SHORT EXERCISE: From the material below, list every line containing "this".

EXTRACTED MATERIAL:
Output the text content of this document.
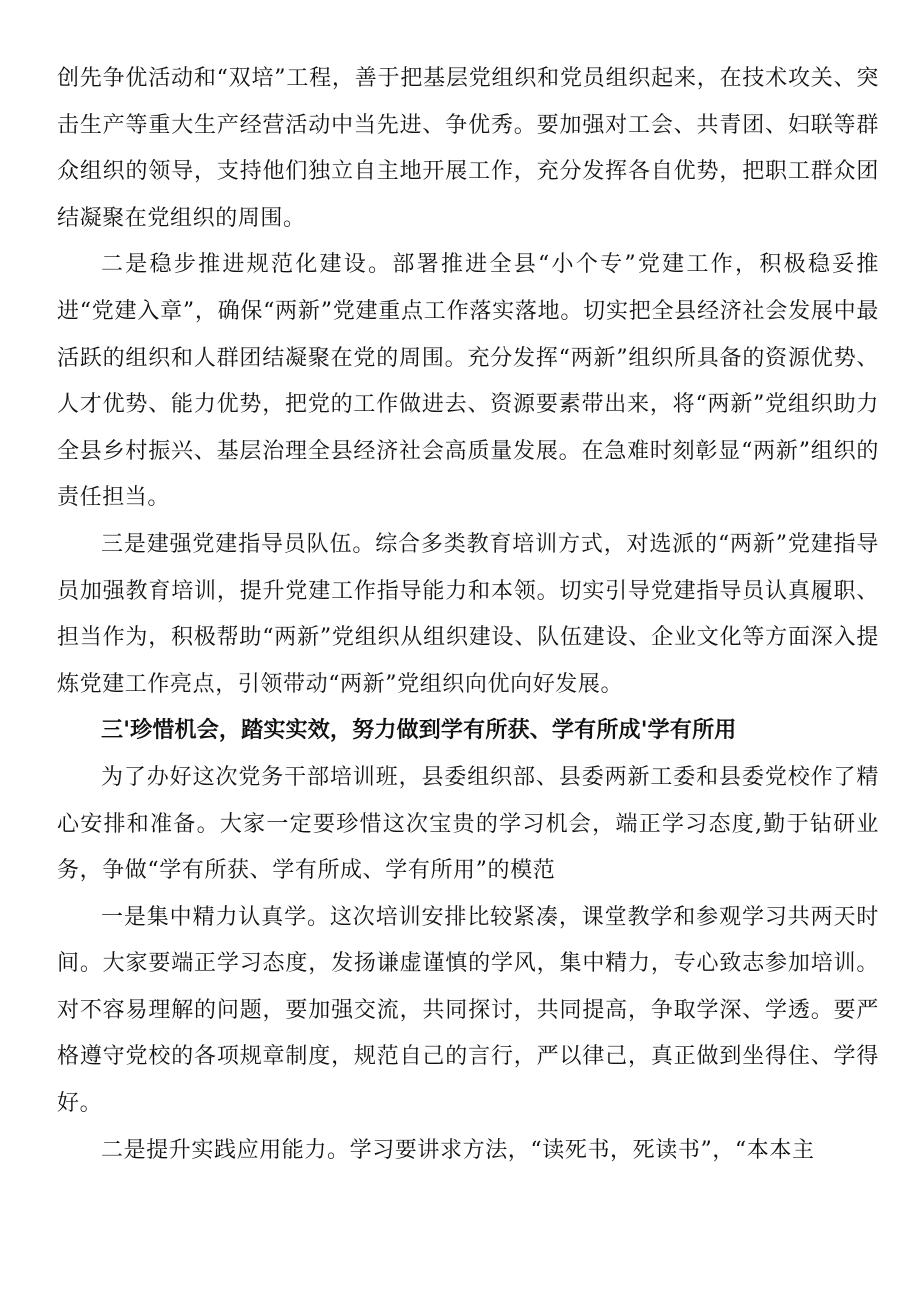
创先争优活动和“双培”工程，善于把基层党组织和党员组织起来，在技术攻关、突击生产等重大生产经营活动中当先进、争优秀。要加强对工会、共青团、妇联等群众组织的领导，支持他们独立自主地开展工作，充分发挥各自优势，把职工群众团结凝聚在党组织的周围。

二是稳步推进规范化建设。部署推进全县“小个专”党建工作，积极稳妥推进“党建入章”，确保“两新”党建重点工作落实落地。切实把全县经济社会发展中最活跃的组织和人群团结凝聚在党的周围。充分发挥“两新”组织所具备的资源优势、人才优势、能力优势，把党的工作做进去、资源要素带出来，将“两新”党组织助力全县乡村振兴、基层治理全县经济社会高质量发展。在急难时刻彰显“两新”组织的责任担当。

三是建强党建指导员队伍。综合多类教育培训方式，对选派的“两新”党建指导员加强教育培训，提升党建工作指导能力和本领。切实引导党建指导员认真履职、担当作为，积极帮助“两新”党组织从组织建设、队伍建设、企业文化等方面深入提炼党建工作亮点，引领带动“两新”党组织向优向好发展。

三'珍惜机会，踏实实效，努力做到学有所获、学有所成'学有所用

为了办好这次党务干部培训班，县委组织部、县委两新工委和县委党校作了精心安排和准备。大家一定要珍惜这次宝贵的学习机会，端正学习态度,勤于钻研业务，争做“学有所获、学有所成、学有所用”的模范

一是集中精力认真学。这次培训安排比较紧凑，课堂教学和参观学习共两天时间。大家要端正学习态度，发扬谦虚谨慎的学风，集中精力，专心致志参加培训。对不容易理解的问题，要加强交流，共同探讨，共同提高，争取学深、学透。要严格遵守党校的各项规章制度，规范自己的言行，严以律己，真正做到坐得住、学得好。

二是提升实践应用能力。学习要讲求方法，“读死书，死读书”，“本本主
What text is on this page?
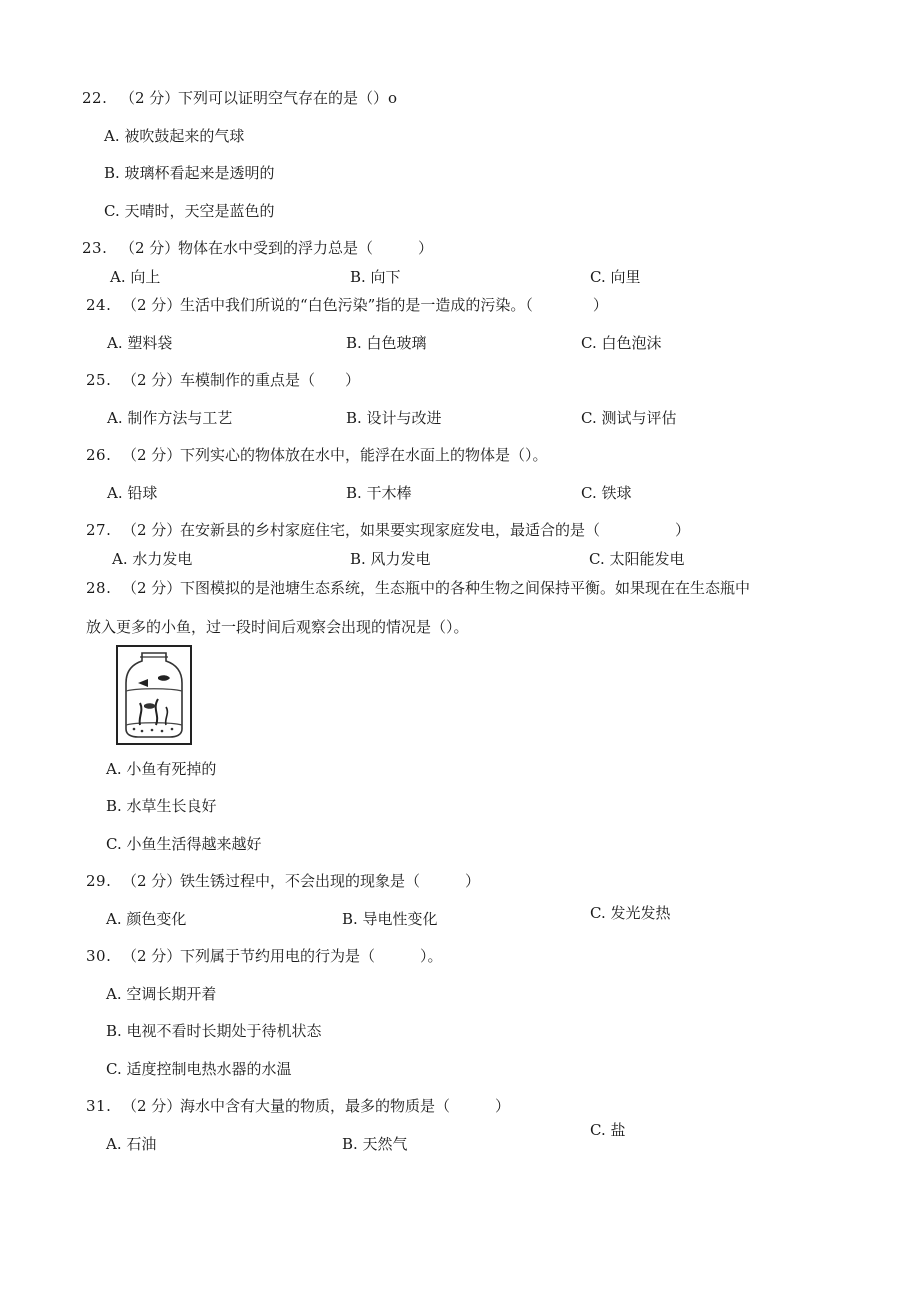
22. （2 分）
下列可以证明空气存在的是（）o
A. 被吹鼓起来的气球
B. 玻璃杯看起来是透明的
C. 天晴时，天空是蓝色的
23. （2 分）
物体在水中受到的浮力总是（　　　）
A. 向上	B. 向下	C. 向里
24. （2 分）
生活中我们所说的“白色污染”指的是一造成的污染。（　　　　）
A. 塑料袋	B. 白色玻璃	C. 白色泡沫
25. （2 分）
车模制作的重点是（　　）
A. 制作方法与工艺	B. 设计与改进	C. 测试与评估
26. （2 分）
下列实心的物体放在水中，能浮在水面上的物体是（）。
A. 铅球	B. 干木棒	C. 铁球
27. （2 分）
在安新县的乡村家庭住宅，如果要实现家庭发电，最适合的是（　　　　　）
A. 水力发电	B. 风力发电	C. 太阳能发电
28. （2 分）
下图模拟的是池塘生态系统，生态瓶中的各种生物之间保持平衡。如果现在在生态瓶中
放入更多的小鱼，过一段时间后观察会出现的情况是（）。
A. 小鱼有死掉的
B. 水草生长良好
C. 小鱼生活得越来越好
29. （2 分）
铁生锈过程中，不会出现的现象是（　　　）
A. 颜色变化	B. 导电性变化	C. 发光发热
30. （2 分）
下列属于节约用电的行为是（　　　）。
A. 空调长期开着
B. 电视不看时长期处于待机状态
C. 适度控制电热水器的水温
31. （2 分）
海水中含有大量的物质，最多的物质是（　　　）
A. 石油	B. 天然气
C. 盐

WORKED SOLUTION:
Output the text content of this document.
What text is on this page?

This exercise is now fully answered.